**PROBLEM TO WORK ON:** Of the lines in this material, how many contain "częstość"? Answer with a single number only.
· · · · · · ·
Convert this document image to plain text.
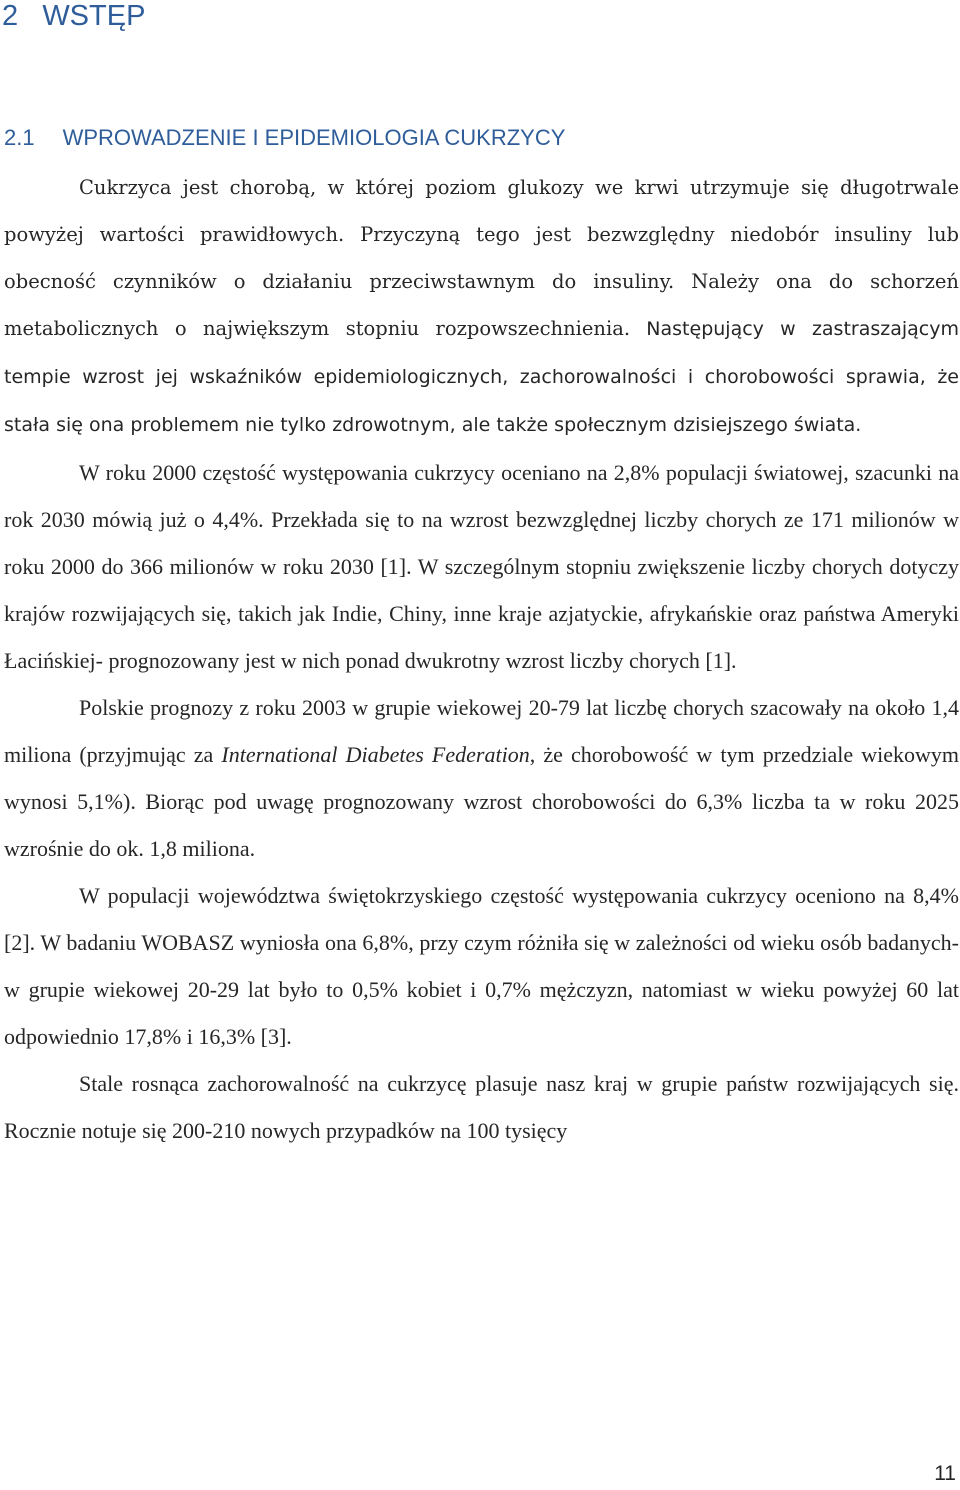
2 WSTĘP
2.1 WPROWADZENIE I EPIDEMIOLOGIA CUKRZYCY

Cukrzyca jest chorobą, w której poziom glukozy we krwi utrzymuje się długotrwale powyżej wartości prawidłowych. Przyczyną tego jest bezwzględny niedobór insuliny lub obecność czynników o działaniu przeciwstawnym do insuliny. Należy ona do schorzeń metabolicznych o największym stopniu rozpowszechnienia. Następujący w zastraszającym tempie wzrost jej wskaźników epidemiologicznych, zachorowalności i chorobowości sprawia, że stała się ona problemem nie tylko zdrowotnym, ale także społecznym dzisiejszego świata.

W roku 2000 częstość występowania cukrzycy oceniano na 2,8% populacji światowej, szacunki na rok 2030 mówią już o 4,4%. Przekłada się to na wzrost bezwzględnej liczby chorych ze 171 milionów w roku 2000 do 366 milionów w roku 2030 [1]. W szczególnym stopniu zwiększenie liczby chorych dotyczy krajów rozwijających się, takich jak Indie, Chiny, inne kraje azjatyckie, afrykańskie oraz państwa Ameryki Łacińskiej- prognozowany jest w nich ponad dwukrotny wzrost liczby chorych [1].

Polskie prognozy z roku 2003 w grupie wiekowej 20-79 lat liczbę chorych szacowały na około 1,4 miliona (przyjmując za International Diabetes Federation, że chorobowość w tym przedziale wiekowym wynosi 5,1%). Biorąc pod uwagę prognozowany wzrost chorobowości do 6,3% liczba ta w roku 2025 wzrośnie do ok. 1,8 miliona.

W populacji województwa świętokrzyskiego częstość występowania cukrzycy oceniono na 8,4% [2]. W badaniu WOBASZ wyniosła ona 6,8%, przy czym różniła się w zależności od wieku osób badanych- w grupie wiekowej 20-29 lat było to 0,5% kobiet i 0,7% mężczyzn, natomiast w wieku powyżej 60 lat odpowiednio 17,8% i 16,3% [3].

Stale rosnąca zachorowalność na cukrzycę plasuje nasz kraj w grupie państw rozwijających się. Rocznie notuje się 200-210 nowych przypadków na 100 tysięcy

11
· · · · · · ·
**TASK RESULT:** 2